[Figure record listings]
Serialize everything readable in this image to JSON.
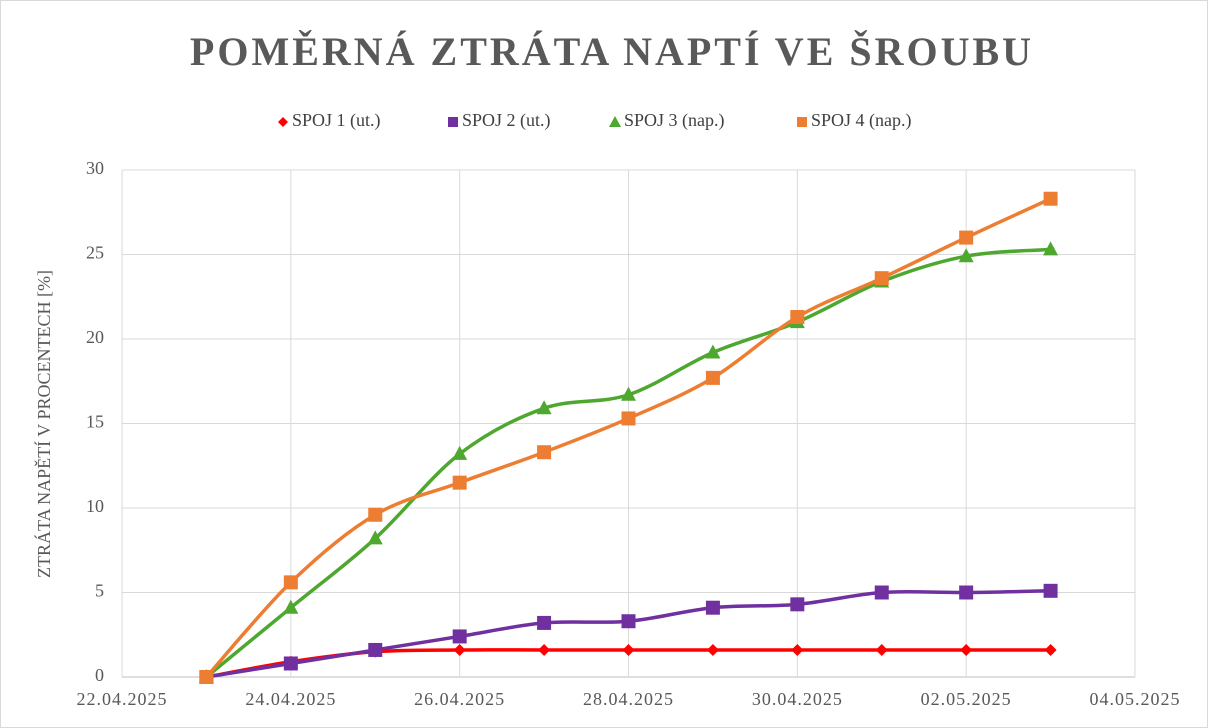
{
  "chart_data": {
    "type": "scatter",
    "title": "POMĚRNÁ ZTRÁTA NAPTÍ VE ŠROUBU",
    "y_label": "ZTRÁTA NAPĚTÍ  V PROCENTECH [%]",
    "x": [
      "23.04.2025",
      "24.04.2025",
      "25.04.2025",
      "26.04.2025",
      "27.04.2025",
      "28.04.2025",
      "29.04.2025",
      "30.04.2025",
      "01.05.2025",
      "02.05.2025",
      "03.05.2025"
    ],
    "series": [
      {
        "name": "SPOJ 1 (ut.)",
        "color": "#ff0000",
        "marker": "diamond",
        "values": [
          0,
          0.9,
          1.5,
          1.6,
          1.6,
          1.6,
          1.6,
          1.6,
          1.6,
          1.6,
          1.6
        ]
      },
      {
        "name": "SPOJ 2 (ut.)",
        "color": "#7030a0",
        "marker": "square",
        "values": [
          0,
          0.8,
          1.6,
          2.4,
          3.2,
          3.3,
          4.1,
          4.3,
          5.0,
          5.0,
          5.1
        ]
      },
      {
        "name": "SPOJ 3 (nap.)",
        "color": "#4ea72e",
        "marker": "triangle",
        "values": [
          0,
          4.1,
          8.2,
          13.2,
          15.9,
          16.7,
          19.2,
          21.0,
          23.4,
          24.9,
          25.3
        ]
      },
      {
        "name": "SPOJ 4 (nap.)",
        "color": "#ed7d31",
        "marker": "square",
        "values": [
          0,
          5.6,
          9.6,
          11.5,
          13.3,
          15.3,
          17.7,
          21.3,
          23.6,
          26.0,
          28.3
        ]
      }
    ],
    "xlim": [
      "22.04.2025",
      "04.05.2025"
    ],
    "xticks": [
      "22.04.2025",
      "24.04.2025",
      "26.04.2025",
      "28.04.2025",
      "30.04.2025",
      "02.05.2025",
      "04.05.2025"
    ],
    "ylim": [
      0,
      30
    ],
    "yticks": [
      0,
      5,
      10,
      15,
      20,
      25,
      30
    ],
    "grid": true,
    "legend": "top"
  }
}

- _WHAT YOU HAVE TO DO_
Filter lines by "name" and return each hit.

- _RESPONSE BELOW_
        "name": "SPOJ 1 (ut.)",
        "name": "SPOJ 2 (ut.)",
        "name": "SPOJ 3 (nap.)",
        "name": "SPOJ 4 (nap.)",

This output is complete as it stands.